## WHAT YOU NEED TO DO
Using the listing below, copy every line that mentions "Österreichischer".

(Dataset items)
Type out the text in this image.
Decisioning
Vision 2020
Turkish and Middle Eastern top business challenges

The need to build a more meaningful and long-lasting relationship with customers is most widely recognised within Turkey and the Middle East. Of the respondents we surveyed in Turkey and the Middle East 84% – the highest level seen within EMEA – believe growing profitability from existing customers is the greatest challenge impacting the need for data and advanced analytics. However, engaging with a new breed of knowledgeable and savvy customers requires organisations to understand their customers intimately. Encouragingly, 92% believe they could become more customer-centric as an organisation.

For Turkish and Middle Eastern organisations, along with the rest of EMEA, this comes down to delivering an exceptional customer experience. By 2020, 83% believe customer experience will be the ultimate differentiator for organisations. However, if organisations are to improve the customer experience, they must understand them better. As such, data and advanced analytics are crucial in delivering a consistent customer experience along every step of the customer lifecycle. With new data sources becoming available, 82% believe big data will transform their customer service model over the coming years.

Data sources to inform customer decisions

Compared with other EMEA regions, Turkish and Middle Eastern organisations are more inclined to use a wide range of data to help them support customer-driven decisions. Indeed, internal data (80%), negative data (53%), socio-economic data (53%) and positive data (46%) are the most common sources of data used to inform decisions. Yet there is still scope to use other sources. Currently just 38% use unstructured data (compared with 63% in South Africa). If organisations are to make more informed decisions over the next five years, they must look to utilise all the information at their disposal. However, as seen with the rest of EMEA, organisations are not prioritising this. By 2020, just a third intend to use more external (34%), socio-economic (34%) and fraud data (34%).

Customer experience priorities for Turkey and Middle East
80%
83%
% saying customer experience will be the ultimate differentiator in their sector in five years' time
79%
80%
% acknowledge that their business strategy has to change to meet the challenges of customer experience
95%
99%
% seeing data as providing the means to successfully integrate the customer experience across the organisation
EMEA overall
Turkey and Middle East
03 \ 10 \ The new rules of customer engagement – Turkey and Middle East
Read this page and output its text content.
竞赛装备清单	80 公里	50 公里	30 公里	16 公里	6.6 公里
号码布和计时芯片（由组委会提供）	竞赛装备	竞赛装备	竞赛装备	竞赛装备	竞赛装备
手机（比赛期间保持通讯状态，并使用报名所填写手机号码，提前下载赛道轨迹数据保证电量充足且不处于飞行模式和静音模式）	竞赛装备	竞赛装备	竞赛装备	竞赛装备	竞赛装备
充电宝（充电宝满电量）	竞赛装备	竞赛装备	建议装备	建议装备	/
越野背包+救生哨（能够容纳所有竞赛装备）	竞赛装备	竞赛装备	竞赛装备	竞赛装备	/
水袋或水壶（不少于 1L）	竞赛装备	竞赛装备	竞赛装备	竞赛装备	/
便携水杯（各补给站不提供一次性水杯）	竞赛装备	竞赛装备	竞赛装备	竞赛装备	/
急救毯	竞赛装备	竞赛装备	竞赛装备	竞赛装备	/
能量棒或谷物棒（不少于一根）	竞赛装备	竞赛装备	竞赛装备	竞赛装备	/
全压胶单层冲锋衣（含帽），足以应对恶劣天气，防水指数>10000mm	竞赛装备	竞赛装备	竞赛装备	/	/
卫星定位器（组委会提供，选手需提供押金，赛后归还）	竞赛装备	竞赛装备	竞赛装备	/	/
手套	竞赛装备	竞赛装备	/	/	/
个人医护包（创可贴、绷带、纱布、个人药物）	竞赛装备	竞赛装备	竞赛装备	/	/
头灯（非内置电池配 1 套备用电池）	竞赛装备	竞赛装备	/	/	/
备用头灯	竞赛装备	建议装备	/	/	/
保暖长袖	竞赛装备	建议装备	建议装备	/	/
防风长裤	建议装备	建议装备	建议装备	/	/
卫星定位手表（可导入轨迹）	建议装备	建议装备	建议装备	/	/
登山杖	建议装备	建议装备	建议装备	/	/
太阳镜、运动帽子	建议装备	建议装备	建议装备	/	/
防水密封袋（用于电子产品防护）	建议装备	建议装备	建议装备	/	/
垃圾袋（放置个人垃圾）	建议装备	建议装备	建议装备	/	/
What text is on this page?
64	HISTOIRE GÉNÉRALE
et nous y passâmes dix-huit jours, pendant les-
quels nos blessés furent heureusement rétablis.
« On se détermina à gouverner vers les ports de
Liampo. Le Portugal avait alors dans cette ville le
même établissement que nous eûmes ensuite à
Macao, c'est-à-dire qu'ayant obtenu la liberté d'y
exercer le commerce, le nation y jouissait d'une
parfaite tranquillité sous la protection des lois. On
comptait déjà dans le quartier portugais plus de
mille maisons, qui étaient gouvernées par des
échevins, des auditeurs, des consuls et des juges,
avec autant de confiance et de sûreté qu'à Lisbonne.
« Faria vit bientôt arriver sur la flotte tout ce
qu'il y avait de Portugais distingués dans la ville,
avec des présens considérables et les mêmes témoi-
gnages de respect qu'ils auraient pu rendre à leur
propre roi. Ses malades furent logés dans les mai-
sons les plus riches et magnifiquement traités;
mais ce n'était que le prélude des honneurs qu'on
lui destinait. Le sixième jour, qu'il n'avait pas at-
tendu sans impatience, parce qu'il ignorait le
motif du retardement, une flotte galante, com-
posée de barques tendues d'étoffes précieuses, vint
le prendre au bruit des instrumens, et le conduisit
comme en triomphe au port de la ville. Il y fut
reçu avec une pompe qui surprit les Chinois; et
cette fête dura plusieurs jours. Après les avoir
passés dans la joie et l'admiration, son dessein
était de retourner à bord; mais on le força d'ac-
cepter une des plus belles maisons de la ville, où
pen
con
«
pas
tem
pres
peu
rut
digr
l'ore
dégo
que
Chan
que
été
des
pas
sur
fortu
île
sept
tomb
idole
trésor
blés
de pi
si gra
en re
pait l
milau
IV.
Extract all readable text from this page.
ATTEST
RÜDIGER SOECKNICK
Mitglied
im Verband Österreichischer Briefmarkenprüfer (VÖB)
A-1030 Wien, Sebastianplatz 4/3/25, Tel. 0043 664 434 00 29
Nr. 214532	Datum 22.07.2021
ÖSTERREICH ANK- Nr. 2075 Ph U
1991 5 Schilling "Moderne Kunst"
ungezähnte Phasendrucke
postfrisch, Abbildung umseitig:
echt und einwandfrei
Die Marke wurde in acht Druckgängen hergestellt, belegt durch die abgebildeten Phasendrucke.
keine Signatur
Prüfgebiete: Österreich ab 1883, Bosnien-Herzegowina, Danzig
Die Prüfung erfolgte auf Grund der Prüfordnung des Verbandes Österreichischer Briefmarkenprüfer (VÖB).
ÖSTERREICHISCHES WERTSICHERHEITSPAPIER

## ANSWER TO THE PROBLEM
im Verband Österreichischer Briefmarkenprüfer (VÖB)
Die Prüfung erfolgte auf Grund der Prüfordnung des Verbandes Österreichischer Briefmarkenprüfer (VÖB).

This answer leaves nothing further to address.